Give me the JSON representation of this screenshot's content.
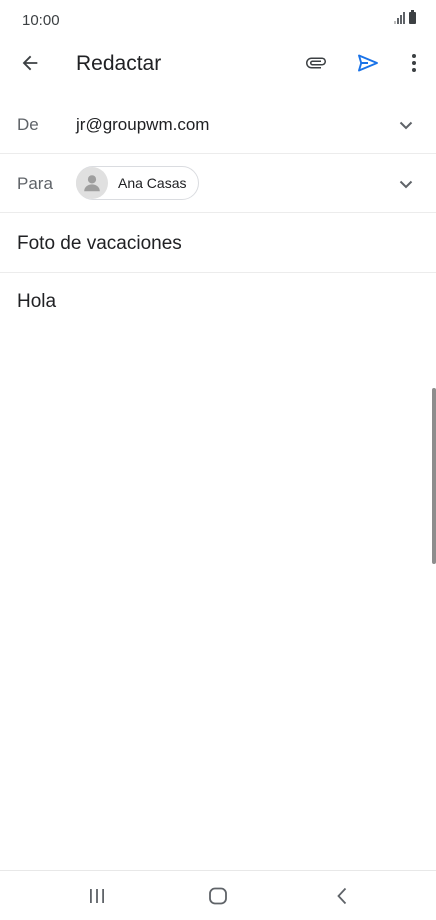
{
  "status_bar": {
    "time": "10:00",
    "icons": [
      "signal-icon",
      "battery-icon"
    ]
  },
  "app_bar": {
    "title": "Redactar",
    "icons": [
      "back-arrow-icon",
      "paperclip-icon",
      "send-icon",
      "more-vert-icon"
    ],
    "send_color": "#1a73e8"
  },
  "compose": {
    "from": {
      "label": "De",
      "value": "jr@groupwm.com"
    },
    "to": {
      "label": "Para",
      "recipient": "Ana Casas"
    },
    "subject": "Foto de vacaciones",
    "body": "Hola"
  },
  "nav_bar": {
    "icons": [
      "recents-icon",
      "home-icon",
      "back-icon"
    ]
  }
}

---

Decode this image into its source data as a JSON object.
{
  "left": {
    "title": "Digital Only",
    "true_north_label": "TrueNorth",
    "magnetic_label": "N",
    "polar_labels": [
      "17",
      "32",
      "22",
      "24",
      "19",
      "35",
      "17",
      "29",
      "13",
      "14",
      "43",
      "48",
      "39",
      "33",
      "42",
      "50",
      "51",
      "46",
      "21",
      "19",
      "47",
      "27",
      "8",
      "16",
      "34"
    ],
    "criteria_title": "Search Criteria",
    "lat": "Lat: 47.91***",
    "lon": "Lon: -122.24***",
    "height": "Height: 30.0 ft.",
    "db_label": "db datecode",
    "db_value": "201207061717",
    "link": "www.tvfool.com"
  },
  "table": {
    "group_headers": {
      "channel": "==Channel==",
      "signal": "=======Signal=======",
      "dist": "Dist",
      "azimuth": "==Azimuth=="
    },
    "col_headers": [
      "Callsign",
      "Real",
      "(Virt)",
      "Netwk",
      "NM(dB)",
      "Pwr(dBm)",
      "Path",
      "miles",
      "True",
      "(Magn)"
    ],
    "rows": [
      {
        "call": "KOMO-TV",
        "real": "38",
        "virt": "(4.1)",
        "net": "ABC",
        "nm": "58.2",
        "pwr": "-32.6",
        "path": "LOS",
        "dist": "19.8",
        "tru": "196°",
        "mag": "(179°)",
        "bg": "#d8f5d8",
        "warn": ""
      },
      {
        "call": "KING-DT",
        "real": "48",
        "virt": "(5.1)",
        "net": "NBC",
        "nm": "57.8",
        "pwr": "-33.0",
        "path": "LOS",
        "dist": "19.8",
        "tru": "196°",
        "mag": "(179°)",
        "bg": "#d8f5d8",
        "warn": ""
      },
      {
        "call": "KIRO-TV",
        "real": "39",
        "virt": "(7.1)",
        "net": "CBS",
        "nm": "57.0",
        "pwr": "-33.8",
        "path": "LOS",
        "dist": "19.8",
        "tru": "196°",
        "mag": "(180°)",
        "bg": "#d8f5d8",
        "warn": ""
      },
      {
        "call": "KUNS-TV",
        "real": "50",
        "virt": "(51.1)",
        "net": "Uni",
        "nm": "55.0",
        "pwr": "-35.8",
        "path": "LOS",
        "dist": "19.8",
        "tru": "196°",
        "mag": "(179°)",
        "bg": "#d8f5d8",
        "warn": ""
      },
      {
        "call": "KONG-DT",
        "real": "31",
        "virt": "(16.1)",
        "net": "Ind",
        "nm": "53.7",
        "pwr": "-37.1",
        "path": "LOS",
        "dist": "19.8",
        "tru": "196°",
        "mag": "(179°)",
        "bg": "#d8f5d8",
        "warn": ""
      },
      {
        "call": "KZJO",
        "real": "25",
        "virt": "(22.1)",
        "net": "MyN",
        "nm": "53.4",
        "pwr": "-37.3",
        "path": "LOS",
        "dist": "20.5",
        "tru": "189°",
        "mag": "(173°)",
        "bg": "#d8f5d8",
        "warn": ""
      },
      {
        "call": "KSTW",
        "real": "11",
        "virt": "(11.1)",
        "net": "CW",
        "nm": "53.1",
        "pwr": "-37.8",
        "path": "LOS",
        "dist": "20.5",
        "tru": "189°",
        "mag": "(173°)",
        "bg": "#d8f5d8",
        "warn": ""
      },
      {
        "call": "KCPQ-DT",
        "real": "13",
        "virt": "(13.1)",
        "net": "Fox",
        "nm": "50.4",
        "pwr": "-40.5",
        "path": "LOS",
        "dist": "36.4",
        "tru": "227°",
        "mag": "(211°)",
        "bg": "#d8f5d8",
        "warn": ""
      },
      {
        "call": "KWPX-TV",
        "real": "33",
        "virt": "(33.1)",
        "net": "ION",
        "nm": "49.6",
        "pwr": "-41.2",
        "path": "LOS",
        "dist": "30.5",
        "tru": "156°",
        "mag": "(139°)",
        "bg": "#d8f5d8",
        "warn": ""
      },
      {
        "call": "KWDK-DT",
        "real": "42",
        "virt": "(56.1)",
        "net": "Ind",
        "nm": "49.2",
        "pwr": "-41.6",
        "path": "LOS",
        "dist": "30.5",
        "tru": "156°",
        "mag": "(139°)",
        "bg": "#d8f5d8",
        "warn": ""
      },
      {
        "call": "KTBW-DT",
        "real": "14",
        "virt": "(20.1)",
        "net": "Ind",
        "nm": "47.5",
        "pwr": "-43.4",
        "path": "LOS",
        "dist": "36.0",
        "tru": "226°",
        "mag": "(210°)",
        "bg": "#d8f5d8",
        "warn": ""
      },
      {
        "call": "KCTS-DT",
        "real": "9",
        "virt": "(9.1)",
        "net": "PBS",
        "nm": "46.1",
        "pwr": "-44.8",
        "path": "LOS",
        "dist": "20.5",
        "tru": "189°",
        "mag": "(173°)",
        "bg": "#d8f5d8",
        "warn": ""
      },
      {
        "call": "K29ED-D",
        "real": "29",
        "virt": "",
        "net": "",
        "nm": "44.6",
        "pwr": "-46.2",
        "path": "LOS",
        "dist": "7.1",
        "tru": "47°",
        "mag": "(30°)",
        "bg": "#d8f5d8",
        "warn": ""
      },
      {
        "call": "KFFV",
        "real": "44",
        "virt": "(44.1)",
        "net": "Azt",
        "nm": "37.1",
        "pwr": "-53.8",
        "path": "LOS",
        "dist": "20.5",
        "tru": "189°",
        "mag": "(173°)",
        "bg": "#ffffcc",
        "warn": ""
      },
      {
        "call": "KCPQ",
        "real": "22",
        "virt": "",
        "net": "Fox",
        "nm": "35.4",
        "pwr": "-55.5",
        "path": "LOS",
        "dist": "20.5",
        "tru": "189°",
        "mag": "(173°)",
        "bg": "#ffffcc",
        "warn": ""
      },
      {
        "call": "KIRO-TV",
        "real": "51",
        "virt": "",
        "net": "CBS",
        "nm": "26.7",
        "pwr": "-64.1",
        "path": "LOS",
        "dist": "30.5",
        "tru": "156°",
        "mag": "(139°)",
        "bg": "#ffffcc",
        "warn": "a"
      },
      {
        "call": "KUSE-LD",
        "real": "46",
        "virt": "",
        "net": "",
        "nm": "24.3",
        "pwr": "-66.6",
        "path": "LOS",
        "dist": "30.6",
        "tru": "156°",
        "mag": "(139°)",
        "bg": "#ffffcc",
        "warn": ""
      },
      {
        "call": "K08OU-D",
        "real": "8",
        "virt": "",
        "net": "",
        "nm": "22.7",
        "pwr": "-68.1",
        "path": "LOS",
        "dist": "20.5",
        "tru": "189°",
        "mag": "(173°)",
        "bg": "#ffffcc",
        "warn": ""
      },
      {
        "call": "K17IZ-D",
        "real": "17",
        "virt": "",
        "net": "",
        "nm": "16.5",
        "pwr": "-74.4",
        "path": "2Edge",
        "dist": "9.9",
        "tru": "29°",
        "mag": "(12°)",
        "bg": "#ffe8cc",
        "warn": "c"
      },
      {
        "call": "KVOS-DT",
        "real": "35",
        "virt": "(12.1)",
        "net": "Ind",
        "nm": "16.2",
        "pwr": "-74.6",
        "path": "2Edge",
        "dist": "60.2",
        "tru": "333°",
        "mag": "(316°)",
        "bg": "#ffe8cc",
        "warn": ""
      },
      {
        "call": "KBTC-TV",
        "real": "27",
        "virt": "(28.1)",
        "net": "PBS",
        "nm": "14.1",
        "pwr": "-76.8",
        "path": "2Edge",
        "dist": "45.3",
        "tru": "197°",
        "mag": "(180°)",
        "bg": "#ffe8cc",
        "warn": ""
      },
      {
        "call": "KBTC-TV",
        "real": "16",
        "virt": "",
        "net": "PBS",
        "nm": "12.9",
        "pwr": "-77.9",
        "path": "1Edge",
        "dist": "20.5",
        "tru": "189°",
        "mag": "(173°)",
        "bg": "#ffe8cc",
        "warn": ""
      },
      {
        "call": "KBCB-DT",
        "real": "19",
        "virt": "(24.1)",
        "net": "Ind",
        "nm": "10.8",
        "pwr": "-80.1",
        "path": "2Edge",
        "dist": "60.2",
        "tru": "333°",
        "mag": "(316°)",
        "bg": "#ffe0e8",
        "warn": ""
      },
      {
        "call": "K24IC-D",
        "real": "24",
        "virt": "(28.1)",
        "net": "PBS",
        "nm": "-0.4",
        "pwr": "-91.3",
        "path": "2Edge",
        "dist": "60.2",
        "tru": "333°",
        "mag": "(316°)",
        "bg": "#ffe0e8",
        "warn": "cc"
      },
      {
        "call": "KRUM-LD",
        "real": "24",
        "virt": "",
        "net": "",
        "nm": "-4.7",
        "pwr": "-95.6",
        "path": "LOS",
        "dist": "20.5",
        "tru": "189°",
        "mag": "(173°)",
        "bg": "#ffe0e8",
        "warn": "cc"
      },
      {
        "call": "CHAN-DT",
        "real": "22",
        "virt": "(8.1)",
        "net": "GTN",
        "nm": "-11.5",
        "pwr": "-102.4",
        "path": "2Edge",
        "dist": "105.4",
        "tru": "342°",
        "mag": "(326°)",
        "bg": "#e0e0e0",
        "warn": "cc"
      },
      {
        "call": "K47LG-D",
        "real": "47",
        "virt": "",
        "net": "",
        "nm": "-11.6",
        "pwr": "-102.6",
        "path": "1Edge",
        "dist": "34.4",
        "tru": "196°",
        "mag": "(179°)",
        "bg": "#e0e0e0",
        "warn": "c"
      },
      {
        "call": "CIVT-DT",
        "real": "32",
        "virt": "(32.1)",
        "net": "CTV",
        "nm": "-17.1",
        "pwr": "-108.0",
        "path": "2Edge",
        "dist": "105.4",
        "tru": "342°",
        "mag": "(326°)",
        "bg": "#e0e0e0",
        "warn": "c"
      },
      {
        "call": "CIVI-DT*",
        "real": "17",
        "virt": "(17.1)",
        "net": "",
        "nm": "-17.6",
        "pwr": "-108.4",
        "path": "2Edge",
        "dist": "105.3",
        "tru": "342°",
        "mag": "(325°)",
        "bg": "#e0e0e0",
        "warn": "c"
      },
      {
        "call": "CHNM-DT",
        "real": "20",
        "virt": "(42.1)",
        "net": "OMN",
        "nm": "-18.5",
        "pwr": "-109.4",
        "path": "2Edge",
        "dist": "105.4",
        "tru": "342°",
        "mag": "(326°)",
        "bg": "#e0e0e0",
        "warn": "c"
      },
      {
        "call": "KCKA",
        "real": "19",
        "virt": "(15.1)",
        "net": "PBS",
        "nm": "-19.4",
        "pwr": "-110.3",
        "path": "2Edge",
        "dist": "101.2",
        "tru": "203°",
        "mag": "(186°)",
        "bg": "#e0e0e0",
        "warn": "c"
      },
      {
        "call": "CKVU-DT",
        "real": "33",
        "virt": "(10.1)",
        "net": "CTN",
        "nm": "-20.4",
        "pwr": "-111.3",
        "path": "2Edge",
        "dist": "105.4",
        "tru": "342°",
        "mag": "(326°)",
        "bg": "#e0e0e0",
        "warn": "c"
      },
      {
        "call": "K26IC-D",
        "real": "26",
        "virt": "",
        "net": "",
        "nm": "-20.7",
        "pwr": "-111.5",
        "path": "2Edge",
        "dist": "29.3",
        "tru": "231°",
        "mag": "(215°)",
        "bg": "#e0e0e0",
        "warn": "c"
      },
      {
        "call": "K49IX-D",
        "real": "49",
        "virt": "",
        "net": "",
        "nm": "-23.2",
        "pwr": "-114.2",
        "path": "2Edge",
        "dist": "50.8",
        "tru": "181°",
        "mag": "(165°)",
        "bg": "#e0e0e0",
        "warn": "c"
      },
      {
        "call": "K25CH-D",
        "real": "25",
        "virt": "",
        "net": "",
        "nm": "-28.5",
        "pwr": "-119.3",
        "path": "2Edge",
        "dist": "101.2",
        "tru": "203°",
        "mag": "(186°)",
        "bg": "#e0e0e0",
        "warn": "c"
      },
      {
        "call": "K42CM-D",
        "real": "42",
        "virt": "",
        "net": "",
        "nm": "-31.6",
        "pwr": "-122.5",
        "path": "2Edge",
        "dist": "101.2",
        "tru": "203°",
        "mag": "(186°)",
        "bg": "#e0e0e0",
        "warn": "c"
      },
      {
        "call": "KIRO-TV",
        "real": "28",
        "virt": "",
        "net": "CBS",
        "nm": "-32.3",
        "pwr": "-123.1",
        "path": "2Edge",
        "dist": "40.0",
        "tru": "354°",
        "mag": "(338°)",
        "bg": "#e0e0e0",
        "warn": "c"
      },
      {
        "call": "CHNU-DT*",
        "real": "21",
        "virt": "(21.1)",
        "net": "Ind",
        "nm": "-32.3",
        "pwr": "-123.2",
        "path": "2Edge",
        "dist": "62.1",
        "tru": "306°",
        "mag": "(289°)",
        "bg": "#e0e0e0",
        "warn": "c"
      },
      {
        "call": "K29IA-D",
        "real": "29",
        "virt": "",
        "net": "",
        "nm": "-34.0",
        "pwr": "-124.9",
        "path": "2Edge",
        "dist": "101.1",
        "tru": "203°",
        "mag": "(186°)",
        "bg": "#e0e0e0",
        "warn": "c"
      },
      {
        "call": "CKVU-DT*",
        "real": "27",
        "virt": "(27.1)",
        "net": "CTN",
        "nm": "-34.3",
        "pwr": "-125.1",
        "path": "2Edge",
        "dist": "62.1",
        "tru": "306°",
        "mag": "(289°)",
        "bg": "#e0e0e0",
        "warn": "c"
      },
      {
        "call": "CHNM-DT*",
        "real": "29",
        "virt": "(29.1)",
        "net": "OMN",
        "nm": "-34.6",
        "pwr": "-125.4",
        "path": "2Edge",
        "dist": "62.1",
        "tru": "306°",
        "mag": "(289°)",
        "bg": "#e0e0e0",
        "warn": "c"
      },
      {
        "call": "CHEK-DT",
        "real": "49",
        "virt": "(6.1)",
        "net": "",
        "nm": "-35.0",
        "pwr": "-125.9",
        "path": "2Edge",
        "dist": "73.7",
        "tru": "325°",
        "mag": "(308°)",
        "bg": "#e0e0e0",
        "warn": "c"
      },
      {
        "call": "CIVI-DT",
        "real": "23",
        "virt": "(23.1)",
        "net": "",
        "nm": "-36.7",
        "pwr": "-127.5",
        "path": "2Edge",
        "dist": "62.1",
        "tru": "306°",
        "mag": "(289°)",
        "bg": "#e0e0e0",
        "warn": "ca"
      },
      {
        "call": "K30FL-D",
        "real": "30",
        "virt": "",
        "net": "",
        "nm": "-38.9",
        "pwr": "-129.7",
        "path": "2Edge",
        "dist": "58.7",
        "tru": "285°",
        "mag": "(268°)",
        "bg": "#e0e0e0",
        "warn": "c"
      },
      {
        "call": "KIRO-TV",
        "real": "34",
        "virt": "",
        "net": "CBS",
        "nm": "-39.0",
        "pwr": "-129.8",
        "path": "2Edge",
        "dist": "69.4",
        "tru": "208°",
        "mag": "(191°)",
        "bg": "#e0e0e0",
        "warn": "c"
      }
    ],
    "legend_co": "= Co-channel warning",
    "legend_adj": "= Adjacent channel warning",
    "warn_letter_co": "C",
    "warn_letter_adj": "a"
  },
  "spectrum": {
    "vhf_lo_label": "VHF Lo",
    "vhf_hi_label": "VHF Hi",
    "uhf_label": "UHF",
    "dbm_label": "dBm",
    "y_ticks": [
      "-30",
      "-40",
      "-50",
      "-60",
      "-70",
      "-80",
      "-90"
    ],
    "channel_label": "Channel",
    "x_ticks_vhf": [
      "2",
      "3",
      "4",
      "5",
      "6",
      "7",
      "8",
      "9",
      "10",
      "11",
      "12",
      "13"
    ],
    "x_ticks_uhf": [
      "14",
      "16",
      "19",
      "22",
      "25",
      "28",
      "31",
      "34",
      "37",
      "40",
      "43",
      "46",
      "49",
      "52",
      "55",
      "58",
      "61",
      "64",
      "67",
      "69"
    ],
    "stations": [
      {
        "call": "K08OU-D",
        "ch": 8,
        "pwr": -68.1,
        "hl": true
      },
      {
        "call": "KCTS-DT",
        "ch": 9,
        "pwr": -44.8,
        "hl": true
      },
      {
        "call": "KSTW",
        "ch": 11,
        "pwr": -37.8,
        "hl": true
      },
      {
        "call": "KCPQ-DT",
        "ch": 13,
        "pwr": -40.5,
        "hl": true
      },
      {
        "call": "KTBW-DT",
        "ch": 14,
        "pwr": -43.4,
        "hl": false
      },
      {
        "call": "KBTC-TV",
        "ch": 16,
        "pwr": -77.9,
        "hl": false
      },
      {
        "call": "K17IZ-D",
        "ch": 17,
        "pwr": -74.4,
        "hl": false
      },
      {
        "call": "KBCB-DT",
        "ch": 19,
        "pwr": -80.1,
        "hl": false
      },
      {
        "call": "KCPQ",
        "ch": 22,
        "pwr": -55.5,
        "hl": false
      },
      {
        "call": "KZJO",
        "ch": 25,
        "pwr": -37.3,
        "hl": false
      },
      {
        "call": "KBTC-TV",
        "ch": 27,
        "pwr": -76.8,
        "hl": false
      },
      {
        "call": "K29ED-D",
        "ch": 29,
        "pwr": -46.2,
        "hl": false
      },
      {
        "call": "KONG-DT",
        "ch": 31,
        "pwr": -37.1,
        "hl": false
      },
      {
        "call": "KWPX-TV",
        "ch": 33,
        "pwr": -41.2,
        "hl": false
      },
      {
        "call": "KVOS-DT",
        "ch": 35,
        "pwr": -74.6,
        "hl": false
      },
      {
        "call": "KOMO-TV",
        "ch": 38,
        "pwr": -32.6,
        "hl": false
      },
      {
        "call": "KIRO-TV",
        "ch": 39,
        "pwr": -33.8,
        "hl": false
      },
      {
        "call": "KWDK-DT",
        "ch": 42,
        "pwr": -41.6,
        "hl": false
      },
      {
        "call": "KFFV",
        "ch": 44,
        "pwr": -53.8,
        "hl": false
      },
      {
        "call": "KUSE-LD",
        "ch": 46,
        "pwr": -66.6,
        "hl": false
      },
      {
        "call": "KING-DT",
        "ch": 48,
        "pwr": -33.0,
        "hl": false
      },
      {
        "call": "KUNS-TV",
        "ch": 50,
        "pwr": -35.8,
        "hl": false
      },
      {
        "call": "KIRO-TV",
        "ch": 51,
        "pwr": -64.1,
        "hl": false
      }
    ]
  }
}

--

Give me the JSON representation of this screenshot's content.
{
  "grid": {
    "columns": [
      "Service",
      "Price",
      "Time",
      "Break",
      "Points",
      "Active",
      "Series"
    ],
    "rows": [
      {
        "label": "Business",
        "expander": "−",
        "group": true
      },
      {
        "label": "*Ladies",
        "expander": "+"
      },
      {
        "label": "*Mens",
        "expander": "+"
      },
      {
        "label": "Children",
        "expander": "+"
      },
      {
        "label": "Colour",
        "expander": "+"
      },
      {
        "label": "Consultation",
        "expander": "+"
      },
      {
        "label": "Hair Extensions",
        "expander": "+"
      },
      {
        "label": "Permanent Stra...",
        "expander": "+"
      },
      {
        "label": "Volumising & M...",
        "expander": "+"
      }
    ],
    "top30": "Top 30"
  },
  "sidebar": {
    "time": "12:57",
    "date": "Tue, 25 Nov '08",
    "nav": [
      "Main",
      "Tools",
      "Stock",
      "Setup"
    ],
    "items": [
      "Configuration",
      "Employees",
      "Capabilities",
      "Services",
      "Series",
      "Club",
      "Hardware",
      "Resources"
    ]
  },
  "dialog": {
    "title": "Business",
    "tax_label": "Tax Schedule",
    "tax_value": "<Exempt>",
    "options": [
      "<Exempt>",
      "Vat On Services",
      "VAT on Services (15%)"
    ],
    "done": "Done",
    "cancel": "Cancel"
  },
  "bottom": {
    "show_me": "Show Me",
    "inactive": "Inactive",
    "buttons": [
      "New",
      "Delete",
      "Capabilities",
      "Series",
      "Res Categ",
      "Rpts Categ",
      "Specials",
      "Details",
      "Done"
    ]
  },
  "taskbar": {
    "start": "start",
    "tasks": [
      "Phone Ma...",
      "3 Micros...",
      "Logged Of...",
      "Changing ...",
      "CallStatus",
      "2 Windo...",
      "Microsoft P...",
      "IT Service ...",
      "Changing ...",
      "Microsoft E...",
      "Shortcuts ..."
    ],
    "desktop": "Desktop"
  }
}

Task statement
In the records above, how many lines contain the word "Services"? Give the number alone.

Response for this exercise
3